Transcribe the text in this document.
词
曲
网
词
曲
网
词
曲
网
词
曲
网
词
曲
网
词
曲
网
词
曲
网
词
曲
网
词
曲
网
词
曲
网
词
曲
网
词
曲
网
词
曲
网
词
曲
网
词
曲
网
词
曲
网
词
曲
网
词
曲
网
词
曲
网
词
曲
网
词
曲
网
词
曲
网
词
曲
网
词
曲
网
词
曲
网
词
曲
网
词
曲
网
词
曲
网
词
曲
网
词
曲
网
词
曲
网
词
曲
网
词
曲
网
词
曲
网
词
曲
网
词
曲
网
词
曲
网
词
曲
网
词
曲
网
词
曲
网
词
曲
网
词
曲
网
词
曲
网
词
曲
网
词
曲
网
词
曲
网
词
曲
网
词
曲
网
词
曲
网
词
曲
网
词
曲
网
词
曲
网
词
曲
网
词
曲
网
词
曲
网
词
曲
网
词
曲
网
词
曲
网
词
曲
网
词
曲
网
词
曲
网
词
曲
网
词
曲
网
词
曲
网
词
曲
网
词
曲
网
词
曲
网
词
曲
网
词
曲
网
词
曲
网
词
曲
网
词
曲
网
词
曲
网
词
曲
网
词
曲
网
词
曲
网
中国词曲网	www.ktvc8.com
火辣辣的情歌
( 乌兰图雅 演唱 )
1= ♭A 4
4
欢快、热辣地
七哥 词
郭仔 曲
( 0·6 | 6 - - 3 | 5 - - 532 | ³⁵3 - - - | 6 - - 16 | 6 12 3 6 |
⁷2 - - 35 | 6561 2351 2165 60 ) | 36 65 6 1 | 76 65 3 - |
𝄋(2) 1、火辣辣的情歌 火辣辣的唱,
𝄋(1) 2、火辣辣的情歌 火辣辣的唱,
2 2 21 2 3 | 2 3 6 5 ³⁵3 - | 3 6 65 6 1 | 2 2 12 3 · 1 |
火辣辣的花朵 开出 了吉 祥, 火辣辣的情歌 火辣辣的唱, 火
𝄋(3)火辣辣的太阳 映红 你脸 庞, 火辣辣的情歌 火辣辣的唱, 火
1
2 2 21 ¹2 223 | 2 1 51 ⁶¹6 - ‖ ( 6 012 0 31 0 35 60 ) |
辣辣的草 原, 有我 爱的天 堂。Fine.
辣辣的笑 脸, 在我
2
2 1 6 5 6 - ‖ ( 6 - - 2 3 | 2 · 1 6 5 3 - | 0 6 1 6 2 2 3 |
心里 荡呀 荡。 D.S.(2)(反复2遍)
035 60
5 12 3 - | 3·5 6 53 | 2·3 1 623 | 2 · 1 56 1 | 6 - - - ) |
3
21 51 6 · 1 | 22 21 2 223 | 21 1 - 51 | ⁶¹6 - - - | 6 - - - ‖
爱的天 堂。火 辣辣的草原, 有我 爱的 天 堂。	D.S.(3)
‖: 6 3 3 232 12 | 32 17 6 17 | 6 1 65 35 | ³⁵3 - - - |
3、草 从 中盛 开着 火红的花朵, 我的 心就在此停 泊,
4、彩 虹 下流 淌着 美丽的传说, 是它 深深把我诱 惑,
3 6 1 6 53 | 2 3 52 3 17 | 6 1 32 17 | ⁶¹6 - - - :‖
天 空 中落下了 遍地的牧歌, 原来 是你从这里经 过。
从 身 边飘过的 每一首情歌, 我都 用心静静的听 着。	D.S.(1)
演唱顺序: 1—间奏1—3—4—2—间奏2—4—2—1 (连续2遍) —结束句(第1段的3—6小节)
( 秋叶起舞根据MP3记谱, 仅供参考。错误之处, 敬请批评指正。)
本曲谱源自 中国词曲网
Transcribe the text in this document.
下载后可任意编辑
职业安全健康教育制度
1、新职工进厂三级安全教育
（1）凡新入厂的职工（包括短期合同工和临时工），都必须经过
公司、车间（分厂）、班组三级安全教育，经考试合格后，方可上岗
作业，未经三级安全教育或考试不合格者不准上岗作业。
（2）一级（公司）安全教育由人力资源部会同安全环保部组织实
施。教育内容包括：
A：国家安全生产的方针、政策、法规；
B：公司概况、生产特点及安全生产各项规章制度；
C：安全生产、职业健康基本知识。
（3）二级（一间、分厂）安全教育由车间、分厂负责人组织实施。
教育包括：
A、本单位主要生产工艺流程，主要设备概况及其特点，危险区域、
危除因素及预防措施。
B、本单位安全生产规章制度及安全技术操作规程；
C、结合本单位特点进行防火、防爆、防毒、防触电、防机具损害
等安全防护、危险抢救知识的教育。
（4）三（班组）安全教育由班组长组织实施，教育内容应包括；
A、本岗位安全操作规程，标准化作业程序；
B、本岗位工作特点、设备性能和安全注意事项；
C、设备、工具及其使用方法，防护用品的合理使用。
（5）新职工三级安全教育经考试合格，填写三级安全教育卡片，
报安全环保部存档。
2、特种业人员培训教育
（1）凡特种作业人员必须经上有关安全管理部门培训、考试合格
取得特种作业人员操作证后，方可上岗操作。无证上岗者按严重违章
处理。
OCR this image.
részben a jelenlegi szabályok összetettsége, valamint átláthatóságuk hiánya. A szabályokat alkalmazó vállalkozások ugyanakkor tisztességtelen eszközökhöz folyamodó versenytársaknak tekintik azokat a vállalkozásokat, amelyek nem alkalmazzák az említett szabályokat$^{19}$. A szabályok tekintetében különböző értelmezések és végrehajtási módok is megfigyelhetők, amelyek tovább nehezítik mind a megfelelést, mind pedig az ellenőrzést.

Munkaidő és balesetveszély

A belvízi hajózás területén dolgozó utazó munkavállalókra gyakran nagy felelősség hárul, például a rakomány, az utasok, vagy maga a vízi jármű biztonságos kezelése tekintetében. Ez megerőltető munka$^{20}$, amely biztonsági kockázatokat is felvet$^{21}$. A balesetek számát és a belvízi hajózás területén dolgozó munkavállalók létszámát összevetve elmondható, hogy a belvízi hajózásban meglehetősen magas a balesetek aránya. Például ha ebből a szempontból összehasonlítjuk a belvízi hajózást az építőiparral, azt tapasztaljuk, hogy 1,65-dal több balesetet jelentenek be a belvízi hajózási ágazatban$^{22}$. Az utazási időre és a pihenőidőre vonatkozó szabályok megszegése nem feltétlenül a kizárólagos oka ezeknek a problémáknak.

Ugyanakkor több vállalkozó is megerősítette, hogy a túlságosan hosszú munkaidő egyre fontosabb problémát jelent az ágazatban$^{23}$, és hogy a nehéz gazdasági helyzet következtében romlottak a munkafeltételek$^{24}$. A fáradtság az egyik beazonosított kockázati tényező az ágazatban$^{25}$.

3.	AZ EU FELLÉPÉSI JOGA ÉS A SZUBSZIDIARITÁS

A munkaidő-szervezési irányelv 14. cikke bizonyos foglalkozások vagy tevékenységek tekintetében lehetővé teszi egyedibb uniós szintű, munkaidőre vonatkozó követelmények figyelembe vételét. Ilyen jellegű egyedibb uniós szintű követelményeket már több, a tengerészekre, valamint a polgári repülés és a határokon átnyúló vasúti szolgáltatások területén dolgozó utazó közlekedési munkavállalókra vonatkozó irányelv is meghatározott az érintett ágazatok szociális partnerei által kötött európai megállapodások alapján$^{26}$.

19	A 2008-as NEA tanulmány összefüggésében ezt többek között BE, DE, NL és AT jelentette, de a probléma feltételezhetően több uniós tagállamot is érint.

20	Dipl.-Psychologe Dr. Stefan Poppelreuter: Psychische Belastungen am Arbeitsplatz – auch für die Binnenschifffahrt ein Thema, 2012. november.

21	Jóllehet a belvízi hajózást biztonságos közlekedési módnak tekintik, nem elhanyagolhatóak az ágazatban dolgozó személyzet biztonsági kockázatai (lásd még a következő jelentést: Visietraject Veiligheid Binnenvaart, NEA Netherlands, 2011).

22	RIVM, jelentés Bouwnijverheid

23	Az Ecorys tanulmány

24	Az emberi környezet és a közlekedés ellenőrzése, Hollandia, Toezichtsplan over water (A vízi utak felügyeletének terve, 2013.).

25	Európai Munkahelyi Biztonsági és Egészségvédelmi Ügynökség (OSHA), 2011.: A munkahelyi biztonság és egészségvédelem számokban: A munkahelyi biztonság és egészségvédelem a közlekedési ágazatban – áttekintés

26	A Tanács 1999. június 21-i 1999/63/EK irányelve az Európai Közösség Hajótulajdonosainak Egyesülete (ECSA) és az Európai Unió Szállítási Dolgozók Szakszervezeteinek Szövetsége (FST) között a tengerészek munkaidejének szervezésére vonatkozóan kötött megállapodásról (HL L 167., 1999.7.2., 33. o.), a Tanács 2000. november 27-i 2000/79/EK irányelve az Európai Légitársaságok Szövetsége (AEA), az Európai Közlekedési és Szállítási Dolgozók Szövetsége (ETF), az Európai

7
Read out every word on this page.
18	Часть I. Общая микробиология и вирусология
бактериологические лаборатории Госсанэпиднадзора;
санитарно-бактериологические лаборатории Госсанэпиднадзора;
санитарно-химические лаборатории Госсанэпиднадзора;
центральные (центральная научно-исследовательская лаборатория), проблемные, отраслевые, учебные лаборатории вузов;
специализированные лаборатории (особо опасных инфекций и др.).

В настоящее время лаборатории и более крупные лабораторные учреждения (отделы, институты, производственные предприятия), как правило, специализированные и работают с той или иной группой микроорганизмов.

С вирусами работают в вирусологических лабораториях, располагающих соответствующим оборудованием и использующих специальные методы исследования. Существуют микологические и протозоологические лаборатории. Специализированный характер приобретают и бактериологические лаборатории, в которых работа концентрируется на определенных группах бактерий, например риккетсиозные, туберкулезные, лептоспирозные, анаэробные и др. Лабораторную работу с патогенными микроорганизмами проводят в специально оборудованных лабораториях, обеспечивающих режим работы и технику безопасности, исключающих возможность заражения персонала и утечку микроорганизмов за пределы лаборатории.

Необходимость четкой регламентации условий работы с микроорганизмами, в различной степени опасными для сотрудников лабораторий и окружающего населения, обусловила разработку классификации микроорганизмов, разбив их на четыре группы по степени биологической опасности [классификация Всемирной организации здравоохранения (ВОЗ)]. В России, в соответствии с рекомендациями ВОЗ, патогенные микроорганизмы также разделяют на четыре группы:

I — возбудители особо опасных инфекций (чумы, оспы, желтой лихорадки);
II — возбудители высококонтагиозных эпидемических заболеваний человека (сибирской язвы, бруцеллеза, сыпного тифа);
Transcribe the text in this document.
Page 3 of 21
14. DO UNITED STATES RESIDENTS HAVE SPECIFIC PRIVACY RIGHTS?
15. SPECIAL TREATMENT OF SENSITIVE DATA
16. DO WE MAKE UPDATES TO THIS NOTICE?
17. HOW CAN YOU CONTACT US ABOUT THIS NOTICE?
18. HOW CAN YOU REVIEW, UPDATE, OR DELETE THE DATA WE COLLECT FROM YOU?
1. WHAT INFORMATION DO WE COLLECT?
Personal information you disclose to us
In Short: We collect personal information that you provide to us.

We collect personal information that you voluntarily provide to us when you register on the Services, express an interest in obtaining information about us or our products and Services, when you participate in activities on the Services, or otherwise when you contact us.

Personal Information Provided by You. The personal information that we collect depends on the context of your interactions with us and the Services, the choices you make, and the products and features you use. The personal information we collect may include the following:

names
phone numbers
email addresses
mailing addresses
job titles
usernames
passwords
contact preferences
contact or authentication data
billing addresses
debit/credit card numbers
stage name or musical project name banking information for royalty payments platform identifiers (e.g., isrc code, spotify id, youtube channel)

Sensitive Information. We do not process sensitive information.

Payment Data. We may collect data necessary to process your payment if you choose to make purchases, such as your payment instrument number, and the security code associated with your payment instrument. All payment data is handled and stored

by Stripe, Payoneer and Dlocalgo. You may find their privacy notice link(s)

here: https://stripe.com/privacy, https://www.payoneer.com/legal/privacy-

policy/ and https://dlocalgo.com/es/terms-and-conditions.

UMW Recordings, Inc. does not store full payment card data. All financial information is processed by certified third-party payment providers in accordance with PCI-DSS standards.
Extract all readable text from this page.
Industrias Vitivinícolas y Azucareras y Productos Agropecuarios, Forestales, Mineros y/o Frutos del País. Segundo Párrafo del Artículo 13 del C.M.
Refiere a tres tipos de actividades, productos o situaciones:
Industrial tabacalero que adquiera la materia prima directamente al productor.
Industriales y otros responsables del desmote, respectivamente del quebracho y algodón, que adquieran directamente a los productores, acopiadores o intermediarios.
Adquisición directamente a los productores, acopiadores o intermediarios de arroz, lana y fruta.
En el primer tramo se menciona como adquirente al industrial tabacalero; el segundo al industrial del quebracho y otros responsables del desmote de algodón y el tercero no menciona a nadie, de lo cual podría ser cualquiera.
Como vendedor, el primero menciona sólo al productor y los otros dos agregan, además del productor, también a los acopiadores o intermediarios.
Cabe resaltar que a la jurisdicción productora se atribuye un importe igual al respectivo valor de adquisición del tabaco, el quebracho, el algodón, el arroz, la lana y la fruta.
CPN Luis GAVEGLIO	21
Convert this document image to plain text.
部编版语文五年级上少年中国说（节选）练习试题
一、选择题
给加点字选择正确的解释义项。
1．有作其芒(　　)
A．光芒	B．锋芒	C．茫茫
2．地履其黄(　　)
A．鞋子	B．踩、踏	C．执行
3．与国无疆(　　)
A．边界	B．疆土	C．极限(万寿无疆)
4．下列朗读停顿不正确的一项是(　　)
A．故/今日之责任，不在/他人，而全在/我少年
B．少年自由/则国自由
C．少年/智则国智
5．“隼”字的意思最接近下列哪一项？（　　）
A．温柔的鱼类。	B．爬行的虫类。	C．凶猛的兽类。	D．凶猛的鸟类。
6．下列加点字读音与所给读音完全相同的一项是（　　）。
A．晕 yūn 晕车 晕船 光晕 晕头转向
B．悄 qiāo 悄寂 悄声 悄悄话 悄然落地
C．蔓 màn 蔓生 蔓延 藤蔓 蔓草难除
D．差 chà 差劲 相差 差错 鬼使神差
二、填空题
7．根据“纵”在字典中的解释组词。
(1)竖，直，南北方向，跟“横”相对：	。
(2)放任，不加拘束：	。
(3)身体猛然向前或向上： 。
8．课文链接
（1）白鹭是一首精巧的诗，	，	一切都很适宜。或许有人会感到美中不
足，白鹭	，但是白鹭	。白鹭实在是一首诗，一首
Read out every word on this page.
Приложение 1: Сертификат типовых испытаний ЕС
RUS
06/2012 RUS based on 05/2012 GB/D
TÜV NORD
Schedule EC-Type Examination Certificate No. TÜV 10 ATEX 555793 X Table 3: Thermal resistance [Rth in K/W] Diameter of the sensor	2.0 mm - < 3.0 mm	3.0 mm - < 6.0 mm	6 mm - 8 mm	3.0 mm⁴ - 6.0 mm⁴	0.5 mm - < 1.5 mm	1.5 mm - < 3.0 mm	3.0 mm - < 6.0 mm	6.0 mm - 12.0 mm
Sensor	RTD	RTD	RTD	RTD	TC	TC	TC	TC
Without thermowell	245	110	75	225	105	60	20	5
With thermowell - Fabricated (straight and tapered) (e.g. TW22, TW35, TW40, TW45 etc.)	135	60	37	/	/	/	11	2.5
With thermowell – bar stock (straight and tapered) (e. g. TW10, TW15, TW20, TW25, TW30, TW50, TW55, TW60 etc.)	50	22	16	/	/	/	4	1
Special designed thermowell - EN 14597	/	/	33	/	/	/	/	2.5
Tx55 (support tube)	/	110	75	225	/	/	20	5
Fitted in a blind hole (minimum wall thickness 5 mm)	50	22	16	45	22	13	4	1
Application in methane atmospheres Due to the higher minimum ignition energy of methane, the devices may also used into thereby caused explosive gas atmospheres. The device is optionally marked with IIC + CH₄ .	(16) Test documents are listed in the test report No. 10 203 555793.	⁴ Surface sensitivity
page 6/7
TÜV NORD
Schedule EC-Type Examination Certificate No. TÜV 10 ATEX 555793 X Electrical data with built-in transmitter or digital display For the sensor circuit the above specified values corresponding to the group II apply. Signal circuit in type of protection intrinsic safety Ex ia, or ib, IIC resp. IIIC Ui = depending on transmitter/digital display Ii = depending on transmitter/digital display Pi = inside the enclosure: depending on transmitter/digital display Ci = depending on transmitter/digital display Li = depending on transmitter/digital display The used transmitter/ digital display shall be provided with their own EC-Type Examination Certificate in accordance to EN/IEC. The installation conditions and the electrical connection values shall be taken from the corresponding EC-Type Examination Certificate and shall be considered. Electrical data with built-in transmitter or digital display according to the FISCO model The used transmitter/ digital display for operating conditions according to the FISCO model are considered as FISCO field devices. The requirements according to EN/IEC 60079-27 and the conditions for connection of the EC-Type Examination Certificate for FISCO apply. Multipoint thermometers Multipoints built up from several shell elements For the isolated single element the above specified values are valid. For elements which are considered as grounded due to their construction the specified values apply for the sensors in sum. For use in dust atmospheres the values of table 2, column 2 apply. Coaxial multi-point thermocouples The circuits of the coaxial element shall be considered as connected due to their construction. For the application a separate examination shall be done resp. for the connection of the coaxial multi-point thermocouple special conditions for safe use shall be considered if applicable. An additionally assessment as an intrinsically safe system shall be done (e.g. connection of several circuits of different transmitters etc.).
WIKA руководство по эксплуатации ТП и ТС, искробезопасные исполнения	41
══════════════════════════════
- [Exercise description]: Search the records for the word "menciona". Copy every line that has it.

- [Solution below]:
En el primer tramo se menciona como adquirente al industrial tabacalero; el segundo al industrial del quebracho y otros responsables del desmote de algodón y el tercero no menciona a nadie, de lo cual podría ser cualquiera.
Como vendedor, el primero menciona sólo al productor y los otros dos agregan, además del productor, también a los acopiadores o intermediarios.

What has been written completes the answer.